Data entries
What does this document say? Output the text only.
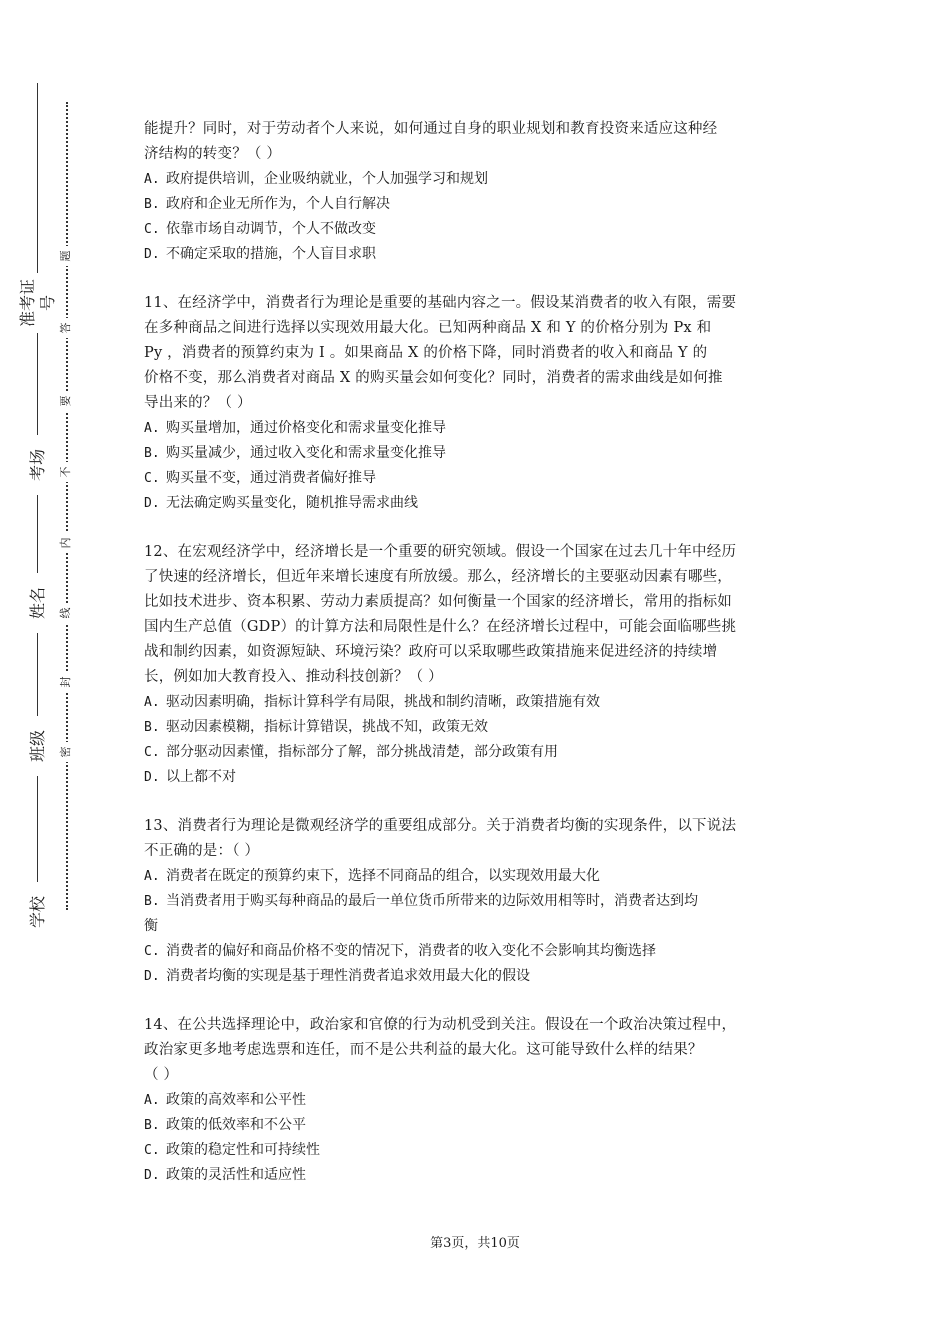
准考证号
考场
姓名
班级
学校
题
答
要
不
内
线
封
密
能提升？同时，对于劳动者个人来说，如何通过自身的职业规划和教育投资来适应这种经
济结构的转变？（ ）
A. 政府提供培训，企业吸纳就业，个人加强学习和规划
B. 政府和企业无所作为，个人自行解决
C. 依靠市场自动调节，个人不做改变
D. 不确定采取的措施，个人盲目求职
11、在经济学中，消费者行为理论是重要的基础内容之一。假设某消费者的收入有限，需要
在多种商品之间进行选择以实现效用最大化。已知两种商品 X 和 Y 的价格分别为 Px 和
Py ，消费者的预算约束为 I 。如果商品 X 的价格下降，同时消费者的收入和商品 Y 的
价格不变，那么消费者对商品 X 的购买量会如何变化？同时，消费者的需求曲线是如何推
导出来的？（ ）
A. 购买量增加，通过价格变化和需求量变化推导
B. 购买量减少，通过收入变化和需求量变化推导
C. 购买量不变，通过消费者偏好推导
D. 无法确定购买量变化，随机推导需求曲线
12、在宏观经济学中，经济增长是一个重要的研究领域。假设一个国家在过去几十年中经历
了快速的经济增长，但近年来增长速度有所放缓。那么，经济增长的主要驱动因素有哪些，
比如技术进步、资本积累、劳动力素质提高？如何衡量一个国家的经济增长，常用的指标如
国内生产总值（GDP）的计算方法和局限性是什么？在经济增长过程中，可能会面临哪些挑
战和制约因素，如资源短缺、环境污染？政府可以采取哪些政策措施来促进经济的持续增
长，例如加大教育投入、推动科技创新？（ ）
A. 驱动因素明确，指标计算科学有局限，挑战和制约清晰，政策措施有效
B. 驱动因素模糊，指标计算错误，挑战不知，政策无效
C. 部分驱动因素懂，指标部分了解，部分挑战清楚，部分政策有用
D. 以上都不对
13、消费者行为理论是微观经济学的重要组成部分。关于消费者均衡的实现条件，以下说法
不正确的是：（ ）
A. 消费者在既定的预算约束下，选择不同商品的组合，以实现效用最大化
B. 当消费者用于购买每种商品的最后一单位货币所带来的边际效用相等时，消费者达到均
衡
C. 消费者的偏好和商品价格不变的情况下，消费者的收入变化不会影响其均衡选择
D. 消费者均衡的实现是基于理性消费者追求效用最大化的假设
14、在公共选择理论中，政治家和官僚的行为动机受到关注。假设在一个政治决策过程中，
政治家更多地考虑选票和连任，而不是公共利益的最大化。这可能导致什么样的结果？
（ ）
A. 政策的高效率和公平性
B. 政策的低效率和不公平
C. 政策的稳定性和可持续性
D. 政策的灵活性和适应性
第3页，共10页
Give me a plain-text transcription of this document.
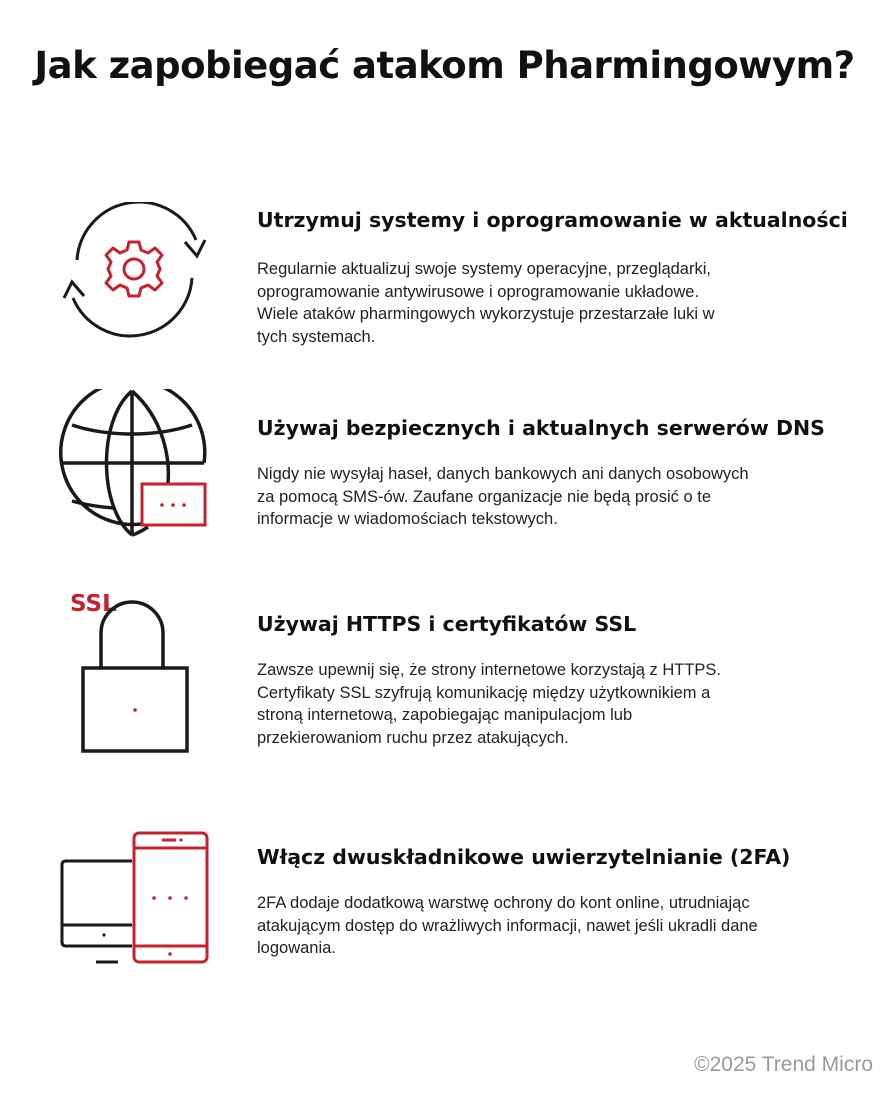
Jak zapobiegać atakom Pharmingowym?
Utrzymuj systemy i oprogramowanie w aktualności
Regularnie aktualizuj swoje systemy operacyjne, przeglądarki,
oprogramowanie antywirusowe i oprogramowanie układowe.
Wiele ataków pharmingowych wykorzystuje przestarzałe luki w
tych systemach.
Używaj bezpiecznych i aktualnych serwerów DNS
Nigdy nie wysyłaj haseł, danych bankowych ani danych osobowych
za pomocą SMS-ów. Zaufane organizacje nie będą prosić o te
informacje w wiadomościach tekstowych.
SSL
Używaj HTTPS i certyfikatów SSL
Zawsze upewnij się, że strony internetowe korzystają z HTTPS.
Certyfikaty SSL szyfrują komunikację między użytkownikiem a
stroną internetową, zapobiegając manipulacjom lub
przekierowaniom ruchu przez atakujących.
Włącz dwuskładnikowe uwierzytelnianie (2FA)
2FA dodaje dodatkową warstwę ochrony do kont online, utrudniając
atakującym dostęp do wrażliwych informacji, nawet jeśli ukradli dane
logowania.
©2025 Trend Micro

Problem description
In the records above, find the lines containing "HTTPS" and copy them.

Result for this task
Używaj HTTPS i certyfikatów SSL
Zawsze upewnij się, że strony internetowe korzystają z HTTPS.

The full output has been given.